*Objective*: Output every record word for word.

Data entries

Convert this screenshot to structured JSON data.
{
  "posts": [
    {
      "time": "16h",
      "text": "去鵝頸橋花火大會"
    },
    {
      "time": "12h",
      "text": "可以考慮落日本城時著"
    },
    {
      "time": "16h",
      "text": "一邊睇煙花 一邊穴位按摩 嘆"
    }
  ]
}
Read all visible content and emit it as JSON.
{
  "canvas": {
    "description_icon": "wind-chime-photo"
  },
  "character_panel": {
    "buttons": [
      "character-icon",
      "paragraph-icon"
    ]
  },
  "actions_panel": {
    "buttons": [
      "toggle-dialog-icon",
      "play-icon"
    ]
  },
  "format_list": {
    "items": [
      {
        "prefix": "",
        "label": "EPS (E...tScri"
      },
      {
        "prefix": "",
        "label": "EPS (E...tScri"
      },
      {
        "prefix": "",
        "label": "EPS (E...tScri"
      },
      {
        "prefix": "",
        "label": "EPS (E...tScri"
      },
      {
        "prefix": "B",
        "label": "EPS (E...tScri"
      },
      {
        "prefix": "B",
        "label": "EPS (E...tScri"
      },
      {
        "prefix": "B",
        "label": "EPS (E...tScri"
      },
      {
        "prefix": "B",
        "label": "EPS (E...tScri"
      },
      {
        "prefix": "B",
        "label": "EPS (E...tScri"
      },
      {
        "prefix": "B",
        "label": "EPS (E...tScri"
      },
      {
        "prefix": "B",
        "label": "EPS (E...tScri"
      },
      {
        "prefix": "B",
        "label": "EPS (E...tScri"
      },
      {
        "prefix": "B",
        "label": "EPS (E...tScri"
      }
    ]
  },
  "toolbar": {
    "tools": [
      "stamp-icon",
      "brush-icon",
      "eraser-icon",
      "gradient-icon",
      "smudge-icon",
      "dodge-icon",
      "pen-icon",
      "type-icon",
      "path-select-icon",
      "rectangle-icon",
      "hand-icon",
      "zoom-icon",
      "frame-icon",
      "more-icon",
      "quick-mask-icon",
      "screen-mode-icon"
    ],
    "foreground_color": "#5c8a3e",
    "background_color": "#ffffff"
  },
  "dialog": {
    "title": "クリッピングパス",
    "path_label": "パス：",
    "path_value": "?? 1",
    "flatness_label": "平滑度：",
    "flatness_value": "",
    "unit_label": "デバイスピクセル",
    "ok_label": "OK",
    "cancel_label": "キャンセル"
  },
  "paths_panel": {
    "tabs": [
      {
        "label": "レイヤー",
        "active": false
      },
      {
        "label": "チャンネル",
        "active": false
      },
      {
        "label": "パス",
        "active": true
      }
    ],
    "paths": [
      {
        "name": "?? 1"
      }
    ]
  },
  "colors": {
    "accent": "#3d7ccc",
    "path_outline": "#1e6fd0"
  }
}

*Exercise output*:
Convert this screenshot to structured JSON data.
{
  "posts": [
    {
      "time": "16h",
      "text": "去鵝頸橋花火大會"
    },
    {
      "time": "12h",
      "text": "可以考慮落日本城時著"
    },
    {
      "time": "16h",
      "text": "一邊睇煙花 一邊穴位按摩 嘆"
    }
  ]
}
Read all visible content and emit it as JSON.
{
  "canvas": {
    "description_icon": "wind-chime-photo"
  },
  "character_panel": {
    "buttons": [
      "character-icon",
      "paragraph-icon"
    ]
  },
  "actions_panel": {
    "buttons": [
      "toggle-dialog-icon",
      "play-icon"
    ]
  },
  "format_list": {
    "items": [
      {
        "prefix": "",
        "label": "EPS (E...tScri"
      },
      {
        "prefix": "",
        "label": "EPS (E...tScri"
      },
      {
        "prefix": "",
        "label": "EPS (E...tScri"
      },
      {
        "prefix": "",
        "label": "EPS (E...tScri"
      },
      {
        "prefix": "B",
        "label": "EPS (E...tScri"
      },
      {
        "prefix": "B",
        "label": "EPS (E...tScri"
      },
      {
        "prefix": "B",
        "label": "EPS (E...tScri"
      },
      {
        "prefix": "B",
        "label": "EPS (E...tScri"
      },
      {
        "prefix": "B",
        "label": "EPS (E...tScri"
      },
      {
        "prefix": "B",
        "label": "EPS (E...tScri"
      },
      {
        "prefix": "B",
        "label": "EPS (E...tScri"
      },
      {
        "prefix": "B",
        "label": "EPS (E...tScri"
      },
      {
        "prefix": "B",
        "label": "EPS (E...tScri"
      }
    ]
  },
  "toolbar": {
    "tools": [
      "stamp-icon",
      "brush-icon",
      "eraser-icon",
      "gradient-icon",
      "smudge-icon",
      "dodge-icon",
      "pen-icon",
      "type-icon",
      "path-select-icon",
      "rectangle-icon",
      "hand-icon",
      "zoom-icon",
      "frame-icon",
      "more-icon",
      "quick-mask-icon",
      "screen-mode-icon"
    ],
    "foreground_color": "#5c8a3e",
    "background_color": "#ffffff"
  },
  "dialog": {
    "title": "クリッピングパス",
    "path_label": "パス：",
    "path_value": "?? 1",
    "flatness_label": "平滑度：",
    "flatness_value": "",
    "unit_label": "デバイスピクセル",
    "ok_label": "OK",
    "cancel_label": "キャンセル"
  },
  "paths_panel": {
    "tabs": [
      {
        "label": "レイヤー",
        "active": false
      },
      {
        "label": "チャンネル",
        "active": false
      },
      {
        "label": "パス",
        "active": true
      }
    ],
    "paths": [
      {
        "name": "?? 1"
      }
    ]
  },
  "colors": {
    "accent": "#3d7ccc",
    "path_outline": "#1e6fd0"
  }
}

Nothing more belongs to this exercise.